▸ GIVEN TASK:
Omit every picture, then give all the entries again exactly.

Stored dataset items:

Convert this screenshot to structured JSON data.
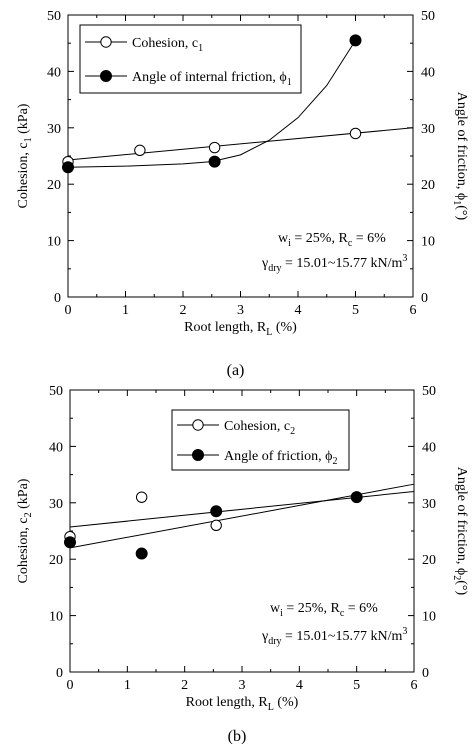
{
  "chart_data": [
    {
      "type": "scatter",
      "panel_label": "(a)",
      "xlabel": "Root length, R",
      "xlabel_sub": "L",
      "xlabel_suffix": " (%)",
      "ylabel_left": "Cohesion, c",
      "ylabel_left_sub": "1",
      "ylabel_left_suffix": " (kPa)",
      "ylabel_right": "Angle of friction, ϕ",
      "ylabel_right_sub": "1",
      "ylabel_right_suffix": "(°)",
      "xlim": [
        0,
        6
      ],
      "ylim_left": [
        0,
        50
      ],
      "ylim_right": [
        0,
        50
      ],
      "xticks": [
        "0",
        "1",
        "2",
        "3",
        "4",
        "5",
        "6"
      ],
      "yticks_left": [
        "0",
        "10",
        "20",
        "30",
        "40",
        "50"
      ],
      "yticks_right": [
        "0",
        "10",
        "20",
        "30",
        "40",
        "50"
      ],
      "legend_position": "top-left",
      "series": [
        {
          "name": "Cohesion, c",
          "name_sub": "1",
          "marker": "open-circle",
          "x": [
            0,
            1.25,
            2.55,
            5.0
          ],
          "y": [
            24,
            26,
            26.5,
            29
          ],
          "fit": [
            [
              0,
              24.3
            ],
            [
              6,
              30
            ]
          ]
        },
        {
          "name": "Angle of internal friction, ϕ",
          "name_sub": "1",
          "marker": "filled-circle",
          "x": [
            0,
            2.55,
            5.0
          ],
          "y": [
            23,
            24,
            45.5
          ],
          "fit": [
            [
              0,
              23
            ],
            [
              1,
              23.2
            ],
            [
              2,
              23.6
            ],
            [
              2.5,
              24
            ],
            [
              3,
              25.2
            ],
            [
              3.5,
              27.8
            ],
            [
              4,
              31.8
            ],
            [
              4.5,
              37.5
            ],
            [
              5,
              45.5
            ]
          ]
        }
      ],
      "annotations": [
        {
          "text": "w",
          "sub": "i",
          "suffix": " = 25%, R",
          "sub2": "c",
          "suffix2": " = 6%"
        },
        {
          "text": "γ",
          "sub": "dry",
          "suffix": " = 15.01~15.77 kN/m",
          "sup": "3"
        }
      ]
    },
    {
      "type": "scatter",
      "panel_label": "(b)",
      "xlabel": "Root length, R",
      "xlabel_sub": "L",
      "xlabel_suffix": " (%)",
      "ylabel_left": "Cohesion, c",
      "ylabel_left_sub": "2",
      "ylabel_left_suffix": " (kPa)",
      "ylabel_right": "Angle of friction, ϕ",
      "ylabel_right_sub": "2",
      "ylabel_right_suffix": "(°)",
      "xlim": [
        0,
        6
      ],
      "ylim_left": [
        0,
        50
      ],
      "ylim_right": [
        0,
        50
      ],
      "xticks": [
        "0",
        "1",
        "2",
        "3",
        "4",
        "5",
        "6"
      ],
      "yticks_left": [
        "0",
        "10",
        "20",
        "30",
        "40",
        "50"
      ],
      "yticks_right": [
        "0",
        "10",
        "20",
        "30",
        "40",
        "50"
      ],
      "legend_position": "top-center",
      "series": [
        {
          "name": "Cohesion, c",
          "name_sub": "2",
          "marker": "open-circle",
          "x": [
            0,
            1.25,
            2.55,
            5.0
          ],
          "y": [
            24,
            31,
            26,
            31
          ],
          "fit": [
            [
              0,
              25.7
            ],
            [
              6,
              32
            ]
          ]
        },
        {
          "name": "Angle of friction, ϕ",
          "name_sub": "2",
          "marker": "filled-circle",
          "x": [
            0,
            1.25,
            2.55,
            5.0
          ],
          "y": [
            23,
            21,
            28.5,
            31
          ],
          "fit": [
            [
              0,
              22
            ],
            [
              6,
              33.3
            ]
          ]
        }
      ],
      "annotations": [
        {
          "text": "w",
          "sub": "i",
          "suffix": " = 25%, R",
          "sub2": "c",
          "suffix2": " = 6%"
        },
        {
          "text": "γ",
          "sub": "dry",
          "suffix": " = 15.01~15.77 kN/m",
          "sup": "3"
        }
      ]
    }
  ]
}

▸ COMPLETED TASK:
Convert this screenshot to structured JSON data.
{
  "chart_data": [
    {
      "type": "scatter",
      "panel_label": "(a)",
      "xlabel": "Root length, R",
      "xlabel_sub": "L",
      "xlabel_suffix": " (%)",
      "ylabel_left": "Cohesion, c",
      "ylabel_left_sub": "1",
      "ylabel_left_suffix": " (kPa)",
      "ylabel_right": "Angle of friction, ϕ",
      "ylabel_right_sub": "1",
      "ylabel_right_suffix": "(°)",
      "xlim": [
        0,
        6
      ],
      "ylim_left": [
        0,
        50
      ],
      "ylim_right": [
        0,
        50
      ],
      "xticks": [
        "0",
        "1",
        "2",
        "3",
        "4",
        "5",
        "6"
      ],
      "yticks_left": [
        "0",
        "10",
        "20",
        "30",
        "40",
        "50"
      ],
      "yticks_right": [
        "0",
        "10",
        "20",
        "30",
        "40",
        "50"
      ],
      "legend_position": "top-left",
      "series": [
        {
          "name": "Cohesion, c",
          "name_sub": "1",
          "marker": "open-circle",
          "x": [
            0,
            1.25,
            2.55,
            5.0
          ],
          "y": [
            24,
            26,
            26.5,
            29
          ],
          "fit": [
            [
              0,
              24.3
            ],
            [
              6,
              30
            ]
          ]
        },
        {
          "name": "Angle of internal friction, ϕ",
          "name_sub": "1",
          "marker": "filled-circle",
          "x": [
            0,
            2.55,
            5.0
          ],
          "y": [
            23,
            24,
            45.5
          ],
          "fit": [
            [
              0,
              23
            ],
            [
              1,
              23.2
            ],
            [
              2,
              23.6
            ],
            [
              2.5,
              24
            ],
            [
              3,
              25.2
            ],
            [
              3.5,
              27.8
            ],
            [
              4,
              31.8
            ],
            [
              4.5,
              37.5
            ],
            [
              5,
              45.5
            ]
          ]
        }
      ],
      "annotations": [
        {
          "text": "w",
          "sub": "i",
          "suffix": " = 25%, R",
          "sub2": "c",
          "suffix2": " = 6%"
        },
        {
          "text": "γ",
          "sub": "dry",
          "suffix": " = 15.01~15.77 kN/m",
          "sup": "3"
        }
      ]
    },
    {
      "type": "scatter",
      "panel_label": "(b)",
      "xlabel": "Root length, R",
      "xlabel_sub": "L",
      "xlabel_suffix": " (%)",
      "ylabel_left": "Cohesion, c",
      "ylabel_left_sub": "2",
      "ylabel_left_suffix": " (kPa)",
      "ylabel_right": "Angle of friction, ϕ",
      "ylabel_right_sub": "2",
      "ylabel_right_suffix": "(°)",
      "xlim": [
        0,
        6
      ],
      "ylim_left": [
        0,
        50
      ],
      "ylim_right": [
        0,
        50
      ],
      "xticks": [
        "0",
        "1",
        "2",
        "3",
        "4",
        "5",
        "6"
      ],
      "yticks_left": [
        "0",
        "10",
        "20",
        "30",
        "40",
        "50"
      ],
      "yticks_right": [
        "0",
        "10",
        "20",
        "30",
        "40",
        "50"
      ],
      "legend_position": "top-center",
      "series": [
        {
          "name": "Cohesion, c",
          "name_sub": "2",
          "marker": "open-circle",
          "x": [
            0,
            1.25,
            2.55,
            5.0
          ],
          "y": [
            24,
            31,
            26,
            31
          ],
          "fit": [
            [
              0,
              25.7
            ],
            [
              6,
              32
            ]
          ]
        },
        {
          "name": "Angle of friction, ϕ",
          "name_sub": "2",
          "marker": "filled-circle",
          "x": [
            0,
            1.25,
            2.55,
            5.0
          ],
          "y": [
            23,
            21,
            28.5,
            31
          ],
          "fit": [
            [
              0,
              22
            ],
            [
              6,
              33.3
            ]
          ]
        }
      ],
      "annotations": [
        {
          "text": "w",
          "sub": "i",
          "suffix": " = 25%, R",
          "sub2": "c",
          "suffix2": " = 6%"
        },
        {
          "text": "γ",
          "sub": "dry",
          "suffix": " = 15.01~15.77 kN/m",
          "sup": "3"
        }
      ]
    }
  ]
}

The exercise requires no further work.